### REQUIREMENTS
Return every line of the items below that contains the string "cell".

### INPUT RECORDS
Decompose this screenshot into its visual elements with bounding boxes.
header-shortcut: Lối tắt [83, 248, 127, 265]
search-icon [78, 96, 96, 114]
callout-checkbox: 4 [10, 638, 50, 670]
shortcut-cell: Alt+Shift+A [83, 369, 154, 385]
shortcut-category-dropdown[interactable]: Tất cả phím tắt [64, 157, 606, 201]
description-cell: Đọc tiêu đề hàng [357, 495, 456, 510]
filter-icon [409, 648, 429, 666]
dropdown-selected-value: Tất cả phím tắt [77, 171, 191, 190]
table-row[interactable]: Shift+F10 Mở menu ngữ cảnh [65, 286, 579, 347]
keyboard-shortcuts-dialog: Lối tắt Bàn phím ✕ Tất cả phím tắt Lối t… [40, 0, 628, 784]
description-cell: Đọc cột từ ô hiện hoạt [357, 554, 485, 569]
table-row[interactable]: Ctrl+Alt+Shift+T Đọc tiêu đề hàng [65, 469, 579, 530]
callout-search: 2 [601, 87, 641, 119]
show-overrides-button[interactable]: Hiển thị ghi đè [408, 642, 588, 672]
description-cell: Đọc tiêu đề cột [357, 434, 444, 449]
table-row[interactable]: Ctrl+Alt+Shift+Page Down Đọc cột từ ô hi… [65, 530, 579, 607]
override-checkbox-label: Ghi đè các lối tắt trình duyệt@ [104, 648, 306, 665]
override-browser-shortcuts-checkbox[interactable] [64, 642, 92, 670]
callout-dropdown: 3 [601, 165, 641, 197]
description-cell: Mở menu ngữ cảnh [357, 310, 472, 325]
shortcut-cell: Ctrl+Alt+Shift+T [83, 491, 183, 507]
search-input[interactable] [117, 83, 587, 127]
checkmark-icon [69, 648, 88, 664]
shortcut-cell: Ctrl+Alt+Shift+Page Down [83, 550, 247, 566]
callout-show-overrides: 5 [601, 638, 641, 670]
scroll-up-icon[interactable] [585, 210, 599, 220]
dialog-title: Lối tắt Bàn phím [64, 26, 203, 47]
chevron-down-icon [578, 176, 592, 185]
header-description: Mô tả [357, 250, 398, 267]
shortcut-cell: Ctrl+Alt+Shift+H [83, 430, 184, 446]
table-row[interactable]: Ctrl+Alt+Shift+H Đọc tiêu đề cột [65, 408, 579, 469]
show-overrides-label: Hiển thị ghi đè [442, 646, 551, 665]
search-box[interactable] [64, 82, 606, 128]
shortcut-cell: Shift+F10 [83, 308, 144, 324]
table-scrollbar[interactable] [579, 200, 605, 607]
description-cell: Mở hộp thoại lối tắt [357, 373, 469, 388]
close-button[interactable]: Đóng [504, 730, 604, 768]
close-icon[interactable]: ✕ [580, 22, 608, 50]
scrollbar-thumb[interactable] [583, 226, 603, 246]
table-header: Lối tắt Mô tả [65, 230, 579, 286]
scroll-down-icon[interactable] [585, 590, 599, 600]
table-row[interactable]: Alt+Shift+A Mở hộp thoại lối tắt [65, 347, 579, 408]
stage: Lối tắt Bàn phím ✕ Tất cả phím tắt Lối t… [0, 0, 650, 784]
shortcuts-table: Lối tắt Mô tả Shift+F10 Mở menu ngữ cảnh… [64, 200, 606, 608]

### OUTPUT FOR THIS TASK
shortcut-cell: Alt+Shift+A [83, 369, 154, 385]
description-cell: Đọc tiêu đề hàng [357, 495, 456, 510]
description-cell: Đọc cột từ ô hiện hoạt [357, 554, 485, 569]
description-cell: Đọc tiêu đề cột [357, 434, 444, 449]
description-cell: Mở menu ngữ cảnh [357, 310, 472, 325]
shortcut-cell: Ctrl+Alt+Shift+T [83, 491, 183, 507]
shortcut-cell: Ctrl+Alt+Shift+Page Down [83, 550, 247, 566]
shortcut-cell: Ctrl+Alt+Shift+H [83, 430, 184, 446]
shortcut-cell: Shift+F10 [83, 308, 144, 324]
description-cell: Mở hộp thoại lối tắt [357, 373, 469, 388]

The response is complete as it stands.